begin RECORDS TO PROCESS

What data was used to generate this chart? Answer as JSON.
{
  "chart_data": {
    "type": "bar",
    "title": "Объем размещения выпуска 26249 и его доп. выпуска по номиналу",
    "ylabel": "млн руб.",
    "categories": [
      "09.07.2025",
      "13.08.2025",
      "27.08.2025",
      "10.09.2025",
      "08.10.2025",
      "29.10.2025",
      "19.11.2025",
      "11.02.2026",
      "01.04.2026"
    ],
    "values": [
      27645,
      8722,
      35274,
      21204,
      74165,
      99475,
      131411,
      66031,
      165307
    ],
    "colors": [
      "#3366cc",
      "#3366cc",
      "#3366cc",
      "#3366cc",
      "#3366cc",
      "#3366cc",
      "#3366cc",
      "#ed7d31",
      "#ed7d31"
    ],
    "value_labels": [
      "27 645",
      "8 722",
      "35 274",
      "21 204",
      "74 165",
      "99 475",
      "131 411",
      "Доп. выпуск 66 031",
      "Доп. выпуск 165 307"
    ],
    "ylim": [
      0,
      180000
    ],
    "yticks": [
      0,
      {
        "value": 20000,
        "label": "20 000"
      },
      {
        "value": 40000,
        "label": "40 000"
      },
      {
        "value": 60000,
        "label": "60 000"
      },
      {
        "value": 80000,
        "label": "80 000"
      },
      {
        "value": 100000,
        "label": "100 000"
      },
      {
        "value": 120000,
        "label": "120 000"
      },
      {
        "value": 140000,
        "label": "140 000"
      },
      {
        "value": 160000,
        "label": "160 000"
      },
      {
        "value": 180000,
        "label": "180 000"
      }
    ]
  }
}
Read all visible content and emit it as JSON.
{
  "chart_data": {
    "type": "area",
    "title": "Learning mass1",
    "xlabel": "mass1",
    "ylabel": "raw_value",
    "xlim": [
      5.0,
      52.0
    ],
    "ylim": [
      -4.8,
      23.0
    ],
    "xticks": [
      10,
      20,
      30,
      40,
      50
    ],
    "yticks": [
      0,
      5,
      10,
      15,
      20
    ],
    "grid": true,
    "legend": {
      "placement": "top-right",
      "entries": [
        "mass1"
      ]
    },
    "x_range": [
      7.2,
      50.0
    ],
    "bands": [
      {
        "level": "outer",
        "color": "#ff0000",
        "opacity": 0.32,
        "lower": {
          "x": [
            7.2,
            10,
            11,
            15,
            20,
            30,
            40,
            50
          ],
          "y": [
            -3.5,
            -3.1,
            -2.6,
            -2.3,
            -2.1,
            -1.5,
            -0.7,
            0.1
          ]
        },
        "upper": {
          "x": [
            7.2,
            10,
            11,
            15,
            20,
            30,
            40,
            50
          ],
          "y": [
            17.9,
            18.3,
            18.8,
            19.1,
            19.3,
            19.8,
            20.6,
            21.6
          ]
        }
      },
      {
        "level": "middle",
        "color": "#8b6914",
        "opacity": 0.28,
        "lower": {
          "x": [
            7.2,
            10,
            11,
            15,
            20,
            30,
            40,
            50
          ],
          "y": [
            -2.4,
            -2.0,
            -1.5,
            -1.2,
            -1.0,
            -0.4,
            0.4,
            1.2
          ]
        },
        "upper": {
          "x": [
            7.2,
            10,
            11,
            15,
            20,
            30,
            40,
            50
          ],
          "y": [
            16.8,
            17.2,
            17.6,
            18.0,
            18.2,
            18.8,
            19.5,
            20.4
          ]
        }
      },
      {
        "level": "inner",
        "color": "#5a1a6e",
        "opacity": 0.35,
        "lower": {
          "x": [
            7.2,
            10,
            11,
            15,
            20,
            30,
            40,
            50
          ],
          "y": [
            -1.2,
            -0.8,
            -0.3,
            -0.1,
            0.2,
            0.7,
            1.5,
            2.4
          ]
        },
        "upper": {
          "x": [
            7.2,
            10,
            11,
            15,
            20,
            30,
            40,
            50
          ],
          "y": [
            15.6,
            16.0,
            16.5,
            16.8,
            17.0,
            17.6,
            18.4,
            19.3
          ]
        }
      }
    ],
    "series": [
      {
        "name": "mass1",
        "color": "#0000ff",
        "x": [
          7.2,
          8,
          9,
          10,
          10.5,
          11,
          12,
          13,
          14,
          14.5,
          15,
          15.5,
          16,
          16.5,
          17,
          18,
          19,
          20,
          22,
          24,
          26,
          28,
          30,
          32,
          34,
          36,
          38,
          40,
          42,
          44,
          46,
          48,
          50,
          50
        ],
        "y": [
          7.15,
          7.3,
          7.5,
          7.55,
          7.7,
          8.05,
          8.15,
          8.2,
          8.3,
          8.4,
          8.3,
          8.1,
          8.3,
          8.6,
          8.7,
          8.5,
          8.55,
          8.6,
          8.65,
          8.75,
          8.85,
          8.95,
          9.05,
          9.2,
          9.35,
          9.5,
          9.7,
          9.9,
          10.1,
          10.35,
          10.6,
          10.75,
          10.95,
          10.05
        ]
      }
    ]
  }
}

end RECORDS TO PROCESS

◆ EXERCISE
Return every entry verbatim.

◆ COMPLETE OUTPUT
What data was used to generate this chart? Answer as JSON.
{
  "chart_data": {
    "type": "bar",
    "title": "Объем размещения выпуска 26249 и его доп. выпуска по номиналу",
    "ylabel": "млн руб.",
    "categories": [
      "09.07.2025",
      "13.08.2025",
      "27.08.2025",
      "10.09.2025",
      "08.10.2025",
      "29.10.2025",
      "19.11.2025",
      "11.02.2026",
      "01.04.2026"
    ],
    "values": [
      27645,
      8722,
      35274,
      21204,
      74165,
      99475,
      131411,
      66031,
      165307
    ],
    "colors": [
      "#3366cc",
      "#3366cc",
      "#3366cc",
      "#3366cc",
      "#3366cc",
      "#3366cc",
      "#3366cc",
      "#ed7d31",
      "#ed7d31"
    ],
    "value_labels": [
      "27 645",
      "8 722",
      "35 274",
      "21 204",
      "74 165",
      "99 475",
      "131 411",
      "Доп. выпуск 66 031",
      "Доп. выпуск 165 307"
    ],
    "ylim": [
      0,
      180000
    ],
    "yticks": [
      0,
      {
        "value": 20000,
        "label": "20 000"
      },
      {
        "value": 40000,
        "label": "40 000"
      },
      {
        "value": 60000,
        "label": "60 000"
      },
      {
        "value": 80000,
        "label": "80 000"
      },
      {
        "value": 100000,
        "label": "100 000"
      },
      {
        "value": 120000,
        "label": "120 000"
      },
      {
        "value": 140000,
        "label": "140 000"
      },
      {
        "value": 160000,
        "label": "160 000"
      },
      {
        "value": 180000,
        "label": "180 000"
      }
    ]
  }
}
Read all visible content and emit it as JSON.
{
  "chart_data": {
    "type": "area",
    "title": "Learning mass1",
    "xlabel": "mass1",
    "ylabel": "raw_value",
    "xlim": [
      5.0,
      52.0
    ],
    "ylim": [
      -4.8,
      23.0
    ],
    "xticks": [
      10,
      20,
      30,
      40,
      50
    ],
    "yticks": [
      0,
      5,
      10,
      15,
      20
    ],
    "grid": true,
    "legend": {
      "placement": "top-right",
      "entries": [
        "mass1"
      ]
    },
    "x_range": [
      7.2,
      50.0
    ],
    "bands": [
      {
        "level": "outer",
        "color": "#ff0000",
        "opacity": 0.32,
        "lower": {
          "x": [
            7.2,
            10,
            11,
            15,
            20,
            30,
            40,
            50
          ],
          "y": [
            -3.5,
            -3.1,
            -2.6,
            -2.3,
            -2.1,
            -1.5,
            -0.7,
            0.1
          ]
        },
        "upper": {
          "x": [
            7.2,
            10,
            11,
            15,
            20,
            30,
            40,
            50
          ],
          "y": [
            17.9,
            18.3,
            18.8,
            19.1,
            19.3,
            19.8,
            20.6,
            21.6
          ]
        }
      },
      {
        "level": "middle",
        "color": "#8b6914",
        "opacity": 0.28,
        "lower": {
          "x": [
            7.2,
            10,
            11,
            15,
            20,
            30,
            40,
            50
          ],
          "y": [
            -2.4,
            -2.0,
            -1.5,
            -1.2,
            -1.0,
            -0.4,
            0.4,
            1.2
          ]
        },
        "upper": {
          "x": [
            7.2,
            10,
            11,
            15,
            20,
            30,
            40,
            50
          ],
          "y": [
            16.8,
            17.2,
            17.6,
            18.0,
            18.2,
            18.8,
            19.5,
            20.4
          ]
        }
      },
      {
        "level": "inner",
        "color": "#5a1a6e",
        "opacity": 0.35,
        "lower": {
          "x": [
            7.2,
            10,
            11,
            15,
            20,
            30,
            40,
            50
          ],
          "y": [
            -1.2,
            -0.8,
            -0.3,
            -0.1,
            0.2,
            0.7,
            1.5,
            2.4
          ]
        },
        "upper": {
          "x": [
            7.2,
            10,
            11,
            15,
            20,
            30,
            40,
            50
          ],
          "y": [
            15.6,
            16.0,
            16.5,
            16.8,
            17.0,
            17.6,
            18.4,
            19.3
          ]
        }
      }
    ],
    "series": [
      {
        "name": "mass1",
        "color": "#0000ff",
        "x": [
          7.2,
          8,
          9,
          10,
          10.5,
          11,
          12,
          13,
          14,
          14.5,
          15,
          15.5,
          16,
          16.5,
          17,
          18,
          19,
          20,
          22,
          24,
          26,
          28,
          30,
          32,
          34,
          36,
          38,
          40,
          42,
          44,
          46,
          48,
          50,
          50
        ],
        "y": [
          7.15,
          7.3,
          7.5,
          7.55,
          7.7,
          8.05,
          8.15,
          8.2,
          8.3,
          8.4,
          8.3,
          8.1,
          8.3,
          8.6,
          8.7,
          8.5,
          8.55,
          8.6,
          8.65,
          8.75,
          8.85,
          8.95,
          9.05,
          9.2,
          9.35,
          9.5,
          9.7,
          9.9,
          10.1,
          10.35,
          10.6,
          10.75,
          10.95,
          10.05
        ]
      }
    ]
  }
}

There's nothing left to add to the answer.